[Stored items from a collection]
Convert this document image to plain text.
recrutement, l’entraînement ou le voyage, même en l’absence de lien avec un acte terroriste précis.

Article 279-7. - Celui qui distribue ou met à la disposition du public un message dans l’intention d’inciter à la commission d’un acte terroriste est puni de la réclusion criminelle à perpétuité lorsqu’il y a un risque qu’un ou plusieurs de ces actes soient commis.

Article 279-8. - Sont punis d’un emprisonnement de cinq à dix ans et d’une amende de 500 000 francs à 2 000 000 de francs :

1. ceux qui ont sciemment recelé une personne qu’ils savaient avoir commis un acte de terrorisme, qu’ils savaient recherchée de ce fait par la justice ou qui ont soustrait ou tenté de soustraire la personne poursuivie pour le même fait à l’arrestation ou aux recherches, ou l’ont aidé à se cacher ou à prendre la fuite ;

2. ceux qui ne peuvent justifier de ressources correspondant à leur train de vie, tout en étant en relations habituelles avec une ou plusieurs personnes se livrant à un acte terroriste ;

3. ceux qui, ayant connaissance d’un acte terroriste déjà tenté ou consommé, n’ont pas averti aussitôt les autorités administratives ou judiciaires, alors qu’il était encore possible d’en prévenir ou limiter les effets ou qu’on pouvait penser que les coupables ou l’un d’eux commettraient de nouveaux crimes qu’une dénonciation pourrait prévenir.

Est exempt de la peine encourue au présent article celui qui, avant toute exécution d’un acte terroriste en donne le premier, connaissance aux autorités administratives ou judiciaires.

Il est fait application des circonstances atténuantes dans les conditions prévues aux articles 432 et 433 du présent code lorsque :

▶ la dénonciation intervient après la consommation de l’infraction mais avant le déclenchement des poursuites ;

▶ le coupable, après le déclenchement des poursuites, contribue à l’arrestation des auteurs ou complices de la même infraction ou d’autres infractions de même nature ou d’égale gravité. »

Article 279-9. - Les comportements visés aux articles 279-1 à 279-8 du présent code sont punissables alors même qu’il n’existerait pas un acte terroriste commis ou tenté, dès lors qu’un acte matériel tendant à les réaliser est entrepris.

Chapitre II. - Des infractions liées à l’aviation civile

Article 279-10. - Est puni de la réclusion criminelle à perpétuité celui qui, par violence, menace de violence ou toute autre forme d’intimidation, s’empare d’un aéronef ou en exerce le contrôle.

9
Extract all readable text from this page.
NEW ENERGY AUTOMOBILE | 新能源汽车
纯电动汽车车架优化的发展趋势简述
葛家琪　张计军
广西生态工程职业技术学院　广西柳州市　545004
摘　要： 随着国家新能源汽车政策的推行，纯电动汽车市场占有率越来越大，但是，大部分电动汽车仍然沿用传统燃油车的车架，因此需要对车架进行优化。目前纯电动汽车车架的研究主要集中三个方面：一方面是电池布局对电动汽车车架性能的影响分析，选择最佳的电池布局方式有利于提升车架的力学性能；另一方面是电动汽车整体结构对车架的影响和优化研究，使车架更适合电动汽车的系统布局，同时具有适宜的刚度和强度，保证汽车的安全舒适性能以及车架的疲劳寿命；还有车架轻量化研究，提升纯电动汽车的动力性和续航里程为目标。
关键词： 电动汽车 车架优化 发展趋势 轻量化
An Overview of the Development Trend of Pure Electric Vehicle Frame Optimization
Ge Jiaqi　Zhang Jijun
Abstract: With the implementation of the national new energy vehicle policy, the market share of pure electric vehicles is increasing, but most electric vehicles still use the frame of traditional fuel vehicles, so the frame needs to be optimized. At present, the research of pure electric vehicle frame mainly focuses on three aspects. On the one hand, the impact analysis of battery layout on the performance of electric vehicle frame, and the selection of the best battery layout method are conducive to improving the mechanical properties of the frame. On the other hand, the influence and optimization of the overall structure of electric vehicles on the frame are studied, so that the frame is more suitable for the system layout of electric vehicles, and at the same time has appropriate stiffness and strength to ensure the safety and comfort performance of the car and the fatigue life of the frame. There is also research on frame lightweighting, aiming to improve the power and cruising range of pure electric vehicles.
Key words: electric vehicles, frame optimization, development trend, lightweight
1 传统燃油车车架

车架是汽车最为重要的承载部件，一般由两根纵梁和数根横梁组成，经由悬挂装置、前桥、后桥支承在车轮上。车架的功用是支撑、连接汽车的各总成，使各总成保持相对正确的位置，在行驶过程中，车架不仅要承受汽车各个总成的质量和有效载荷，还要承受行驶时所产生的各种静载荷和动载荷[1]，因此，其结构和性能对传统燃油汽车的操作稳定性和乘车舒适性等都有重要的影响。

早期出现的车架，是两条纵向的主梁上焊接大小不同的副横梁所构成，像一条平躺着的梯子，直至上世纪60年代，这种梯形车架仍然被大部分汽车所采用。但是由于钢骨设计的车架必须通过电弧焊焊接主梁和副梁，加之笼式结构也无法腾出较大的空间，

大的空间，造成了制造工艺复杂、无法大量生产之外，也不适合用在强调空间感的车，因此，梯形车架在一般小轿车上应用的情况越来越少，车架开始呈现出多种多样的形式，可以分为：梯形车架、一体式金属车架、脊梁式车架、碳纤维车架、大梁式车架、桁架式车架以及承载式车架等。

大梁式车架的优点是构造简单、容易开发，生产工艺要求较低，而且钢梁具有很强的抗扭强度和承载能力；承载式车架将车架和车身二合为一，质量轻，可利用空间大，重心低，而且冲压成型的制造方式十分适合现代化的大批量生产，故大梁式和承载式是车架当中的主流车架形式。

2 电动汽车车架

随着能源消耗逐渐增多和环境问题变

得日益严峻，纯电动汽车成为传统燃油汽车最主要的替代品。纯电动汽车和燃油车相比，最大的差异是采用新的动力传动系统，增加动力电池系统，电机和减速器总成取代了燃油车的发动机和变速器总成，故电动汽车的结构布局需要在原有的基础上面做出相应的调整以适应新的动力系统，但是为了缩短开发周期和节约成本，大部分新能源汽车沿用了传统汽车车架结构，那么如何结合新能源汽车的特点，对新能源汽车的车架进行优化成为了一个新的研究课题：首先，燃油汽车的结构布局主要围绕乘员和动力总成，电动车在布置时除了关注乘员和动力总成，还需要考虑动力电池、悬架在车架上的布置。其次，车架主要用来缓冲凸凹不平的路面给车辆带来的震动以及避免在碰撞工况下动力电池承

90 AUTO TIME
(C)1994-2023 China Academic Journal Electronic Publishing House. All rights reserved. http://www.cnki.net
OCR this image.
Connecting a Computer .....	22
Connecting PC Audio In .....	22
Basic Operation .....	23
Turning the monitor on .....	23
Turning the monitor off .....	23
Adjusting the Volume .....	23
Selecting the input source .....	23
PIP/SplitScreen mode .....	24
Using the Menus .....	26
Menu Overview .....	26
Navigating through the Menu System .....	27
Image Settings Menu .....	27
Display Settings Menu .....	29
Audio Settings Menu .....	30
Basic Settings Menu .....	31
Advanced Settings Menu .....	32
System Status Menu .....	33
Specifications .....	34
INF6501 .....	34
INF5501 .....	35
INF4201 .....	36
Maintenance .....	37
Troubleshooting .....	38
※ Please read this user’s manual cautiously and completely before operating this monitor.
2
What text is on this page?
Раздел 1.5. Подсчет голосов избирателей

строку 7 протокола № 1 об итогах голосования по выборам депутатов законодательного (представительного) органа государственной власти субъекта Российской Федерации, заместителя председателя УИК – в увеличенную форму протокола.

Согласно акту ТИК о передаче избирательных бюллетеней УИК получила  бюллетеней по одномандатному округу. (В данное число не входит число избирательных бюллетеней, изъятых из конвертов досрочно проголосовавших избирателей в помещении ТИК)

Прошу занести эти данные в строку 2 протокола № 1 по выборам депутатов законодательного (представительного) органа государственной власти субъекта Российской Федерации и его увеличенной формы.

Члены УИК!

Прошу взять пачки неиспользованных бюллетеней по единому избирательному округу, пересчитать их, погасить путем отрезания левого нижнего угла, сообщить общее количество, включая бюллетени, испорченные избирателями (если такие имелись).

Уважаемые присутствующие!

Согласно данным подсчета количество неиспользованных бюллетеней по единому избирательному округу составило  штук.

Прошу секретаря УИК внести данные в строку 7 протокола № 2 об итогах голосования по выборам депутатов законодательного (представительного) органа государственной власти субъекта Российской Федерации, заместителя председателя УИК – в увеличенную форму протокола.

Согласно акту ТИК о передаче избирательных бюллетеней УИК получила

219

◆ Task objective ◆
Search the data for the word "vehicles" and copy each line where it appears.

◆ Completed task ◆
Abstract: With the implementation of the national new energy vehicle policy, the market share of pure electric vehicles is increasing, but most electric vehicles still use the frame of traditional fuel vehicles, so the frame needs to be optimized. At present, the research of pure electric vehicle frame mainly focuses on three aspects. On the one hand, the impact analysis of battery layout on the performance of electric vehicle frame, and the selection of the best battery layout method are conducive to improving the mechanical properties of the frame. On the other hand, the influence and optimization of the overall structure of electric vehicles on the frame are studied, so that the frame is more suitable for the system layout of electric vehicles, and at the same time has appropriate stiffness and strength to ensure the safety and comfort performance of the car and the fatigue life of the frame. There is also research on frame lightweighting, aiming to improve the power and cruising range of pure electric vehicles.
Key words: electric vehicles, frame optimization, development trend, lightweight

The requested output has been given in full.